▶ [Task goal]
Make an exact copy of the entries below.

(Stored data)
------------------------------------

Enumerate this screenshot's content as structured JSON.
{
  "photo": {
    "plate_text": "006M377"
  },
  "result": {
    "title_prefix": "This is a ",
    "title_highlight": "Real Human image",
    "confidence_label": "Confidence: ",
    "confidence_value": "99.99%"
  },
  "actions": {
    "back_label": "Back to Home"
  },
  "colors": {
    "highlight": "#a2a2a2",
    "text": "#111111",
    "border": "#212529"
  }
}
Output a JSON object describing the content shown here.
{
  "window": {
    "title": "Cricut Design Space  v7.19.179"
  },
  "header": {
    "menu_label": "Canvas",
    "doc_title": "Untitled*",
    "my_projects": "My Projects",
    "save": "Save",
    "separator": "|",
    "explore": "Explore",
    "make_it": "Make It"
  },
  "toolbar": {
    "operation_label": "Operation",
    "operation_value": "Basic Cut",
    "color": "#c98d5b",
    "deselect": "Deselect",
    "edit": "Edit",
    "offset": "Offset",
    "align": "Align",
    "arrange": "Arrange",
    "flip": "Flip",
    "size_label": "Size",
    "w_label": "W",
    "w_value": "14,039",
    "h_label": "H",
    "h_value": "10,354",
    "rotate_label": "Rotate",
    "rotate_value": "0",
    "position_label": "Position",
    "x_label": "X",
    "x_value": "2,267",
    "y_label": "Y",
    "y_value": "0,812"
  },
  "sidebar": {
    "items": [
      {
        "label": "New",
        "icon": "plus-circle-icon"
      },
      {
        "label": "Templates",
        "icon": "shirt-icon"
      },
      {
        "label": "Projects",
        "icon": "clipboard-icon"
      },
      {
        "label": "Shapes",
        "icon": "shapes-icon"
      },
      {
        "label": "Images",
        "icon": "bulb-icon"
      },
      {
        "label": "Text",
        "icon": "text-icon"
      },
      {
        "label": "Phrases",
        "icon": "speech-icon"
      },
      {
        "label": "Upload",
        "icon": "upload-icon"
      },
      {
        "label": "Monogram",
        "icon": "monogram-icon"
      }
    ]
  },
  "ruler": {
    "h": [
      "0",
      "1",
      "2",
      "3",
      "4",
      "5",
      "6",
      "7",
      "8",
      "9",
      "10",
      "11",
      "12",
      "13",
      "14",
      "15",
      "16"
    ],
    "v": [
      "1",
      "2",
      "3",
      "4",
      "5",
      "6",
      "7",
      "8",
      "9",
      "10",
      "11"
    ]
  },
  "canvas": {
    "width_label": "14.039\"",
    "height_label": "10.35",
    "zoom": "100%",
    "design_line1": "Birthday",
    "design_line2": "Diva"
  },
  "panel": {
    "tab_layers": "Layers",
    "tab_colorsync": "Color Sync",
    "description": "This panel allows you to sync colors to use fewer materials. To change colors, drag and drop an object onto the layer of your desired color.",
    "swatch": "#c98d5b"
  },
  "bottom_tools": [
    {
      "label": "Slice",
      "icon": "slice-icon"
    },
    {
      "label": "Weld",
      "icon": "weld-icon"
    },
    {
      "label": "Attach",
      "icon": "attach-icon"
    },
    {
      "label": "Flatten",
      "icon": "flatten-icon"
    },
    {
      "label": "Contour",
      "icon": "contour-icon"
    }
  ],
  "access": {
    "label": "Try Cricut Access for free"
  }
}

------------------------------------

▶ [Task response]
Enumerate this screenshot's content as structured JSON.
{
  "photo": {
    "plate_text": "006M377"
  },
  "result": {
    "title_prefix": "This is a ",
    "title_highlight": "Real Human image",
    "confidence_label": "Confidence: ",
    "confidence_value": "99.99%"
  },
  "actions": {
    "back_label": "Back to Home"
  },
  "colors": {
    "highlight": "#a2a2a2",
    "text": "#111111",
    "border": "#212529"
  }
}
Output a JSON object describing the content shown here.
{
  "window": {
    "title": "Cricut Design Space  v7.19.179"
  },
  "header": {
    "menu_label": "Canvas",
    "doc_title": "Untitled*",
    "my_projects": "My Projects",
    "save": "Save",
    "separator": "|",
    "explore": "Explore",
    "make_it": "Make It"
  },
  "toolbar": {
    "operation_label": "Operation",
    "operation_value": "Basic Cut",
    "color": "#c98d5b",
    "deselect": "Deselect",
    "edit": "Edit",
    "offset": "Offset",
    "align": "Align",
    "arrange": "Arrange",
    "flip": "Flip",
    "size_label": "Size",
    "w_label": "W",
    "w_value": "14,039",
    "h_label": "H",
    "h_value": "10,354",
    "rotate_label": "Rotate",
    "rotate_value": "0",
    "position_label": "Position",
    "x_label": "X",
    "x_value": "2,267",
    "y_label": "Y",
    "y_value": "0,812"
  },
  "sidebar": {
    "items": [
      {
        "label": "New",
        "icon": "plus-circle-icon"
      },
      {
        "label": "Templates",
        "icon": "shirt-icon"
      },
      {
        "label": "Projects",
        "icon": "clipboard-icon"
      },
      {
        "label": "Shapes",
        "icon": "shapes-icon"
      },
      {
        "label": "Images",
        "icon": "bulb-icon"
      },
      {
        "label": "Text",
        "icon": "text-icon"
      },
      {
        "label": "Phrases",
        "icon": "speech-icon"
      },
      {
        "label": "Upload",
        "icon": "upload-icon"
      },
      {
        "label": "Monogram",
        "icon": "monogram-icon"
      }
    ]
  },
  "ruler": {
    "h": [
      "0",
      "1",
      "2",
      "3",
      "4",
      "5",
      "6",
      "7",
      "8",
      "9",
      "10",
      "11",
      "12",
      "13",
      "14",
      "15",
      "16"
    ],
    "v": [
      "1",
      "2",
      "3",
      "4",
      "5",
      "6",
      "7",
      "8",
      "9",
      "10",
      "11"
    ]
  },
  "canvas": {
    "width_label": "14.039\"",
    "height_label": "10.35",
    "zoom": "100%",
    "design_line1": "Birthday",
    "design_line2": "Diva"
  },
  "panel": {
    "tab_layers": "Layers",
    "tab_colorsync": "Color Sync",
    "description": "This panel allows you to sync colors to use fewer materials. To change colors, drag and drop an object onto the layer of your desired color.",
    "swatch": "#c98d5b"
  },
  "bottom_tools": [
    {
      "label": "Slice",
      "icon": "slice-icon"
    },
    {
      "label": "Weld",
      "icon": "weld-icon"
    },
    {
      "label": "Attach",
      "icon": "attach-icon"
    },
    {
      "label": "Flatten",
      "icon": "flatten-icon"
    },
    {
      "label": "Contour",
      "icon": "contour-icon"
    }
  ],
  "access": {
    "label": "Try Cricut Access for free"
  }
}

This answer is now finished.